> **Aim**: Filter the listing below, copying every line in which the word "Reduced" appears.

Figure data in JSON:
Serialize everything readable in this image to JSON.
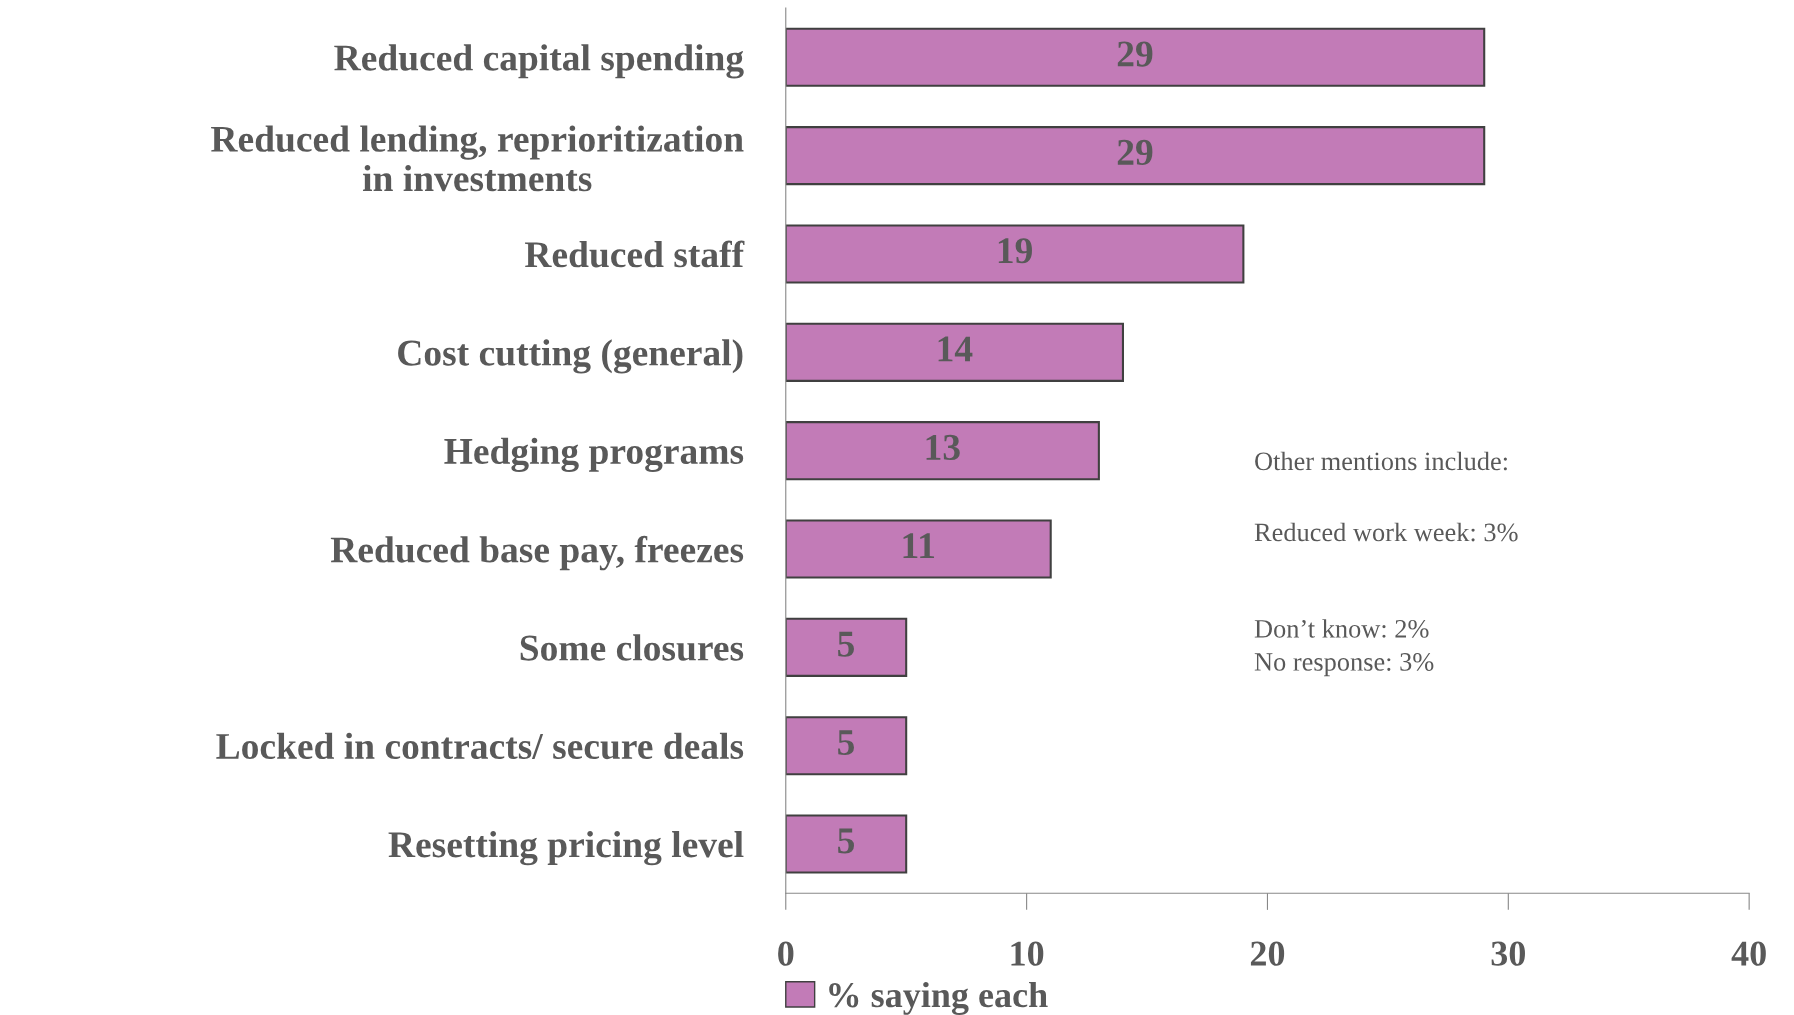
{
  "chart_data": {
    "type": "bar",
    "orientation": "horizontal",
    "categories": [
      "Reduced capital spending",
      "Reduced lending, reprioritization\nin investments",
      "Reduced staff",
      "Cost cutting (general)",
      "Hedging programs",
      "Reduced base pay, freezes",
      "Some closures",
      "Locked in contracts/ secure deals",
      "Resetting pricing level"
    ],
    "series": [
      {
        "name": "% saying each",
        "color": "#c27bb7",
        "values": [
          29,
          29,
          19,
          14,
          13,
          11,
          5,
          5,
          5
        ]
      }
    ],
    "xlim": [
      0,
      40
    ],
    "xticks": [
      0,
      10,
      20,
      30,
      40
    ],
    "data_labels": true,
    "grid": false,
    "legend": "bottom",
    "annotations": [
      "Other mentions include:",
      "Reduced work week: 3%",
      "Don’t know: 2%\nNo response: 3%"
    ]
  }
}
--
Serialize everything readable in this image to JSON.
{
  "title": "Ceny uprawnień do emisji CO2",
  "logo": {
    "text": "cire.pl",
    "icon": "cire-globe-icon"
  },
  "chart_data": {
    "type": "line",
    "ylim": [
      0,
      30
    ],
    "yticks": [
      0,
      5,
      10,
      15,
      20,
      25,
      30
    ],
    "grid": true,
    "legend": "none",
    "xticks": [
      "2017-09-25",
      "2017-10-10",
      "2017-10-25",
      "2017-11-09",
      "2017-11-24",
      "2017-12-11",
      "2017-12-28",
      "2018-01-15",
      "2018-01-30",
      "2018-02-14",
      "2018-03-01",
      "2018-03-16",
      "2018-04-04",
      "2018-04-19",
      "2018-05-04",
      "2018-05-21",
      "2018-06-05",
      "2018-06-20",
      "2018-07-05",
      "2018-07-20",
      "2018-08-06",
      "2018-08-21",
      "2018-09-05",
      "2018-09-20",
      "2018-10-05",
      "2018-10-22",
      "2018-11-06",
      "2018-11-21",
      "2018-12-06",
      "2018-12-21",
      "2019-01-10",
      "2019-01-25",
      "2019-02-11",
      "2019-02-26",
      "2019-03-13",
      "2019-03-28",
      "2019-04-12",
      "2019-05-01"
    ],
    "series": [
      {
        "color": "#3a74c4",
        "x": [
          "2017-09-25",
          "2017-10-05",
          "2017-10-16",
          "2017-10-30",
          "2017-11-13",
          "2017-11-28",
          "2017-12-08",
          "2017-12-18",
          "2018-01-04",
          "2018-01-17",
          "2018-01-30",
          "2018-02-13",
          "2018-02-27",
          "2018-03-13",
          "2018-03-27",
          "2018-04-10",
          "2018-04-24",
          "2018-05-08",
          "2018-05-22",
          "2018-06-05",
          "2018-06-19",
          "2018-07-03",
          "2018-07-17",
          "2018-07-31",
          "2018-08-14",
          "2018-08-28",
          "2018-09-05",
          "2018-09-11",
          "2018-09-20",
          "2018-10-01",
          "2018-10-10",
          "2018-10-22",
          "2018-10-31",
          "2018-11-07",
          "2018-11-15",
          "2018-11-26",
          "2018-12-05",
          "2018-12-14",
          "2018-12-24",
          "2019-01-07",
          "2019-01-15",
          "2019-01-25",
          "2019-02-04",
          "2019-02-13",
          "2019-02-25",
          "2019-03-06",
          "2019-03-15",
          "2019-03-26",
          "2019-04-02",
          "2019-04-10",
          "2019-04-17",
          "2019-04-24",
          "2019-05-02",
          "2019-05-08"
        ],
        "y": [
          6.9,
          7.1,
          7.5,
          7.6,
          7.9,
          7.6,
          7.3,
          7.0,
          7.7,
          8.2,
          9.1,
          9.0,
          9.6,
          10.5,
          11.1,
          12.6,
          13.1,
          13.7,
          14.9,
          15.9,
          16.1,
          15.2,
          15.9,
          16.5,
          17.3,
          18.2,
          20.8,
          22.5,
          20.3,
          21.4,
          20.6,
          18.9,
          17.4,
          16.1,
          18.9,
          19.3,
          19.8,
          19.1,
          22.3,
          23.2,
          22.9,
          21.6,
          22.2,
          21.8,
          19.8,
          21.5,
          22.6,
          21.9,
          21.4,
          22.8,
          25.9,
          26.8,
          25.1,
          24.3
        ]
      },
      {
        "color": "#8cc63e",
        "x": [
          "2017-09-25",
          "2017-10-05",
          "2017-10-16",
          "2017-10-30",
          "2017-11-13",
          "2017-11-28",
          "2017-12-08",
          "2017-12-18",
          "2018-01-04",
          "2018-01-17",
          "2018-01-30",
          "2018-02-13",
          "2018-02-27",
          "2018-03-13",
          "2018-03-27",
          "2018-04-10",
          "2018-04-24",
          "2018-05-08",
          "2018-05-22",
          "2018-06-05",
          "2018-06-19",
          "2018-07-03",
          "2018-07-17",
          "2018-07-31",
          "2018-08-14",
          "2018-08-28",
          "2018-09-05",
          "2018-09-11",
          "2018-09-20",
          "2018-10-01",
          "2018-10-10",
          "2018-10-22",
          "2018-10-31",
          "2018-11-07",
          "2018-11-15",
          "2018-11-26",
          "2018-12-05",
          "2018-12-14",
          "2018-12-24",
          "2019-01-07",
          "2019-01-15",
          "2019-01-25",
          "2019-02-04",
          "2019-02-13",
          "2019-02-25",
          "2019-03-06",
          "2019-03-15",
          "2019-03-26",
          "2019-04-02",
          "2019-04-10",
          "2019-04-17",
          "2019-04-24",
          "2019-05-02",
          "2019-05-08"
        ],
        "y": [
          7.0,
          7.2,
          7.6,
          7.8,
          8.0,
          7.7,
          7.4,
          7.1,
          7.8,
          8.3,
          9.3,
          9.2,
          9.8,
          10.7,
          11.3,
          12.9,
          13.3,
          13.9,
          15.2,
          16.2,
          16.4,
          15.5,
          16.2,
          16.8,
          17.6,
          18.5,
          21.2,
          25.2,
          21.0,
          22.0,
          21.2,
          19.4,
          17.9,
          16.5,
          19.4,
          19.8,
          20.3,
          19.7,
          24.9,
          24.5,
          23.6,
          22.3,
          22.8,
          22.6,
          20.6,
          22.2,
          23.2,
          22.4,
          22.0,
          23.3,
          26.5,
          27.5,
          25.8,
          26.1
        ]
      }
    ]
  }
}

> **Solution to the problem**:
      "Reduced capital spending",
      "Reduced lending, reprioritization\nin investments",
      "Reduced staff",
      "Reduced base pay, freezes",
      "Reduced work week: 3%",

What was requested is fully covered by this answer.